— begin Exercise data —

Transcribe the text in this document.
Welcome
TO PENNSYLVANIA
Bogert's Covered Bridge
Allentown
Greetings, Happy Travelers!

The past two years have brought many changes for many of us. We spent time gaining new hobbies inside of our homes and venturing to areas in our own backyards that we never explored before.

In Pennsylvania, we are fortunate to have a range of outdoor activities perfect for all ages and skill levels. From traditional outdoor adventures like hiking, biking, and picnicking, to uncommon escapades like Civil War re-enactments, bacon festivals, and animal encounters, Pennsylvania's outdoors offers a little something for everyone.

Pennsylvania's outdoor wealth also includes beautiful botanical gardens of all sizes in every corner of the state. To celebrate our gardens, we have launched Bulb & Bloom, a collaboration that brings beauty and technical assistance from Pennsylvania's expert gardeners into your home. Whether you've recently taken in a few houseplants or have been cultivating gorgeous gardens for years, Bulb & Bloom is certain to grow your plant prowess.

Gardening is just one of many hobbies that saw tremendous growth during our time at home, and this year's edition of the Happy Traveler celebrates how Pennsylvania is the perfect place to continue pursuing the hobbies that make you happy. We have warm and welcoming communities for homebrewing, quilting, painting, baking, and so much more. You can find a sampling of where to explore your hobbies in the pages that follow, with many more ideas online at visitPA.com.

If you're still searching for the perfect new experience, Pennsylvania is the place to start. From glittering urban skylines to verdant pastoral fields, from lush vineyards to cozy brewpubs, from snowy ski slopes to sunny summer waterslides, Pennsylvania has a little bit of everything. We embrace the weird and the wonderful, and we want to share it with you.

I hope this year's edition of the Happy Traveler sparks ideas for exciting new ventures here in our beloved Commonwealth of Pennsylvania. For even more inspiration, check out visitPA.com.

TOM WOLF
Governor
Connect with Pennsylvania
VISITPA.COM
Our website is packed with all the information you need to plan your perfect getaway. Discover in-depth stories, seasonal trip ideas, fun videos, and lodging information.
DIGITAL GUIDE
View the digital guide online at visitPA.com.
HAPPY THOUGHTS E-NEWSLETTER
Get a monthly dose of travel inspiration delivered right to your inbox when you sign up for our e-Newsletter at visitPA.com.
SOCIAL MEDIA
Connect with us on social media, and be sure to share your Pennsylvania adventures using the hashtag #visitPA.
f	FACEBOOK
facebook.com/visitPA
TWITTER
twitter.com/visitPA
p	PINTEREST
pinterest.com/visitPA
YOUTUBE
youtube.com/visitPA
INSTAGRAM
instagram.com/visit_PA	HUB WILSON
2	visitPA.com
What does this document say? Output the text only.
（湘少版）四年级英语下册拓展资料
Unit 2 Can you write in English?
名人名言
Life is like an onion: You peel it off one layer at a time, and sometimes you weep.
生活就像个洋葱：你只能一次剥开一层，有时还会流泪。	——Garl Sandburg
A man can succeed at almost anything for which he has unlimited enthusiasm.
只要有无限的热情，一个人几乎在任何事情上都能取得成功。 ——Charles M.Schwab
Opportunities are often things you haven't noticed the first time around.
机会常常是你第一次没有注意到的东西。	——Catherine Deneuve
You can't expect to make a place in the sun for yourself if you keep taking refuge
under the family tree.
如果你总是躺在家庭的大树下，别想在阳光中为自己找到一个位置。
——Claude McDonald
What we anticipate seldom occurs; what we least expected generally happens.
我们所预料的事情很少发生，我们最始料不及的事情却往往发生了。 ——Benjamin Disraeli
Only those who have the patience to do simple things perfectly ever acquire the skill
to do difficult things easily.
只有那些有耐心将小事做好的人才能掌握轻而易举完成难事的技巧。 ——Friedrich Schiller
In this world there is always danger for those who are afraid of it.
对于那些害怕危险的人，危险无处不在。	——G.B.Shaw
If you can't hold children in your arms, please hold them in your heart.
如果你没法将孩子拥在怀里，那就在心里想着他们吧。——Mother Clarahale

— end Exercise data —

Task details: Search the entries for the word "things", then gather every line that has it.

The solution:
Opportunities are often things you haven't noticed the first time around.
Only those who have the patience to do simple things perfectly ever acquire the skill
to do difficult things easily.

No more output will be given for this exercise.